(Records from a collection)
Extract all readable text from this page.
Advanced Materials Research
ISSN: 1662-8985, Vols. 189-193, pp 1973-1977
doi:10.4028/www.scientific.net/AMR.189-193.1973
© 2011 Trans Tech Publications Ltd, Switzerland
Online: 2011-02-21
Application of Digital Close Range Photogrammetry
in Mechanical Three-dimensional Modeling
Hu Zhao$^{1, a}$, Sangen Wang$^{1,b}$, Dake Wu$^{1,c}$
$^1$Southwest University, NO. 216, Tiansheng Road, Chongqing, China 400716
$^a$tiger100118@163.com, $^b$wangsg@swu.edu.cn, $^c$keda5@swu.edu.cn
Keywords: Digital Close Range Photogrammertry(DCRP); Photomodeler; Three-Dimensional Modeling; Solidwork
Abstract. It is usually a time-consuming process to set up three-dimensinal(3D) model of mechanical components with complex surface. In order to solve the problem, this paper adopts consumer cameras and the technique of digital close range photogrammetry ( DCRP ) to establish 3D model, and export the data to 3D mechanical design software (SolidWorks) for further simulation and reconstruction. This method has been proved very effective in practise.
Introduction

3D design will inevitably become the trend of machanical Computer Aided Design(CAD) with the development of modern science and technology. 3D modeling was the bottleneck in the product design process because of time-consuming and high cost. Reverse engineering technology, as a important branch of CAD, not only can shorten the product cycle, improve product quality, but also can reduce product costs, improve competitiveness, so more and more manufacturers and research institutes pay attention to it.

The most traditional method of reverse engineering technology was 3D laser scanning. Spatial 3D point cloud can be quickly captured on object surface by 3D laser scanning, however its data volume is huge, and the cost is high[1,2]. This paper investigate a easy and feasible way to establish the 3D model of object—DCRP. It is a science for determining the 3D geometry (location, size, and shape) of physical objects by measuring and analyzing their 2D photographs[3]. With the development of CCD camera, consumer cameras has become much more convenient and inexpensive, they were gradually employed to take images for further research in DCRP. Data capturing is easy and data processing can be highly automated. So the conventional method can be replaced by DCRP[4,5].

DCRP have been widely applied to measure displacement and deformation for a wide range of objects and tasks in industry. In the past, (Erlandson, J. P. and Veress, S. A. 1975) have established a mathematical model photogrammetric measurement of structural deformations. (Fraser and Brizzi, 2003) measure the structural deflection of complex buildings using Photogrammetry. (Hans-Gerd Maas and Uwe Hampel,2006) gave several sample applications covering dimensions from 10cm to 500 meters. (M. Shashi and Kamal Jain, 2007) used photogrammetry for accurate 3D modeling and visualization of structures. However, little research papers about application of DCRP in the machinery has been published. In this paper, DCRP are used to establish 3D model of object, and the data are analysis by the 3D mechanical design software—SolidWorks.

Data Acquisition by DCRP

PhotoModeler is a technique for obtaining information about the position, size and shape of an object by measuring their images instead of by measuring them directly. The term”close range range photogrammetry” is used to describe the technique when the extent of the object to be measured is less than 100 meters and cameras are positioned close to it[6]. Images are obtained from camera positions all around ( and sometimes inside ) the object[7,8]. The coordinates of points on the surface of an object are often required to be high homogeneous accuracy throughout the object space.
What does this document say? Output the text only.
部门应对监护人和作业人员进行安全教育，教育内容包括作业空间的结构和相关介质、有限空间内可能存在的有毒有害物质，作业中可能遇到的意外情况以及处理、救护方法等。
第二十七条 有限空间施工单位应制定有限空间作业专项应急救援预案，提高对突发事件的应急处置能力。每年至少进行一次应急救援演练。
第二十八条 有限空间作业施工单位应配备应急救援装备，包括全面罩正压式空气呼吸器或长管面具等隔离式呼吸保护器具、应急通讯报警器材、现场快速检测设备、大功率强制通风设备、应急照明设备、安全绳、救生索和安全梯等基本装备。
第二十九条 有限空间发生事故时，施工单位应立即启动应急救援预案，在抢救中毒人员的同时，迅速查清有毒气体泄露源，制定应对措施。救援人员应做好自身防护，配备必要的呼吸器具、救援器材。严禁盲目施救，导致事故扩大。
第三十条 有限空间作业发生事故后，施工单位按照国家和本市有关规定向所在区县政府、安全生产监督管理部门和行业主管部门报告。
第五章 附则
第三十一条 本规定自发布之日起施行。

STATED TASK: Every line from the one containing "What does this" through the end of the data must be repeated exactly, and no other line.

FULL RESPONSE:
What does this document say? Output the text only.
部门应对监护人和作业人员进行安全教育，教育内容包括作业空间的结构和相关介质、有限空间内可能存在的有毒有害物质，作业中可能遇到的意外情况以及处理、救护方法等。
第二十七条 有限空间施工单位应制定有限空间作业专项应急救援预案，提高对突发事件的应急处置能力。每年至少进行一次应急救援演练。
第二十八条 有限空间作业施工单位应配备应急救援装备，包括全面罩正压式空气呼吸器或长管面具等隔离式呼吸保护器具、应急通讯报警器材、现场快速检测设备、大功率强制通风设备、应急照明设备、安全绳、救生索和安全梯等基本装备。
第二十九条 有限空间发生事故时，施工单位应立即启动应急救援预案，在抢救中毒人员的同时，迅速查清有毒气体泄露源，制定应对措施。救援人员应做好自身防护，配备必要的呼吸器具、救援器材。严禁盲目施救，导致事故扩大。
第三十条 有限空间作业发生事故后，施工单位按照国家和本市有关规定向所在区县政府、安全生产监督管理部门和行业主管部门报告。
第五章 附则
第三十一条 本规定自发布之日起施行。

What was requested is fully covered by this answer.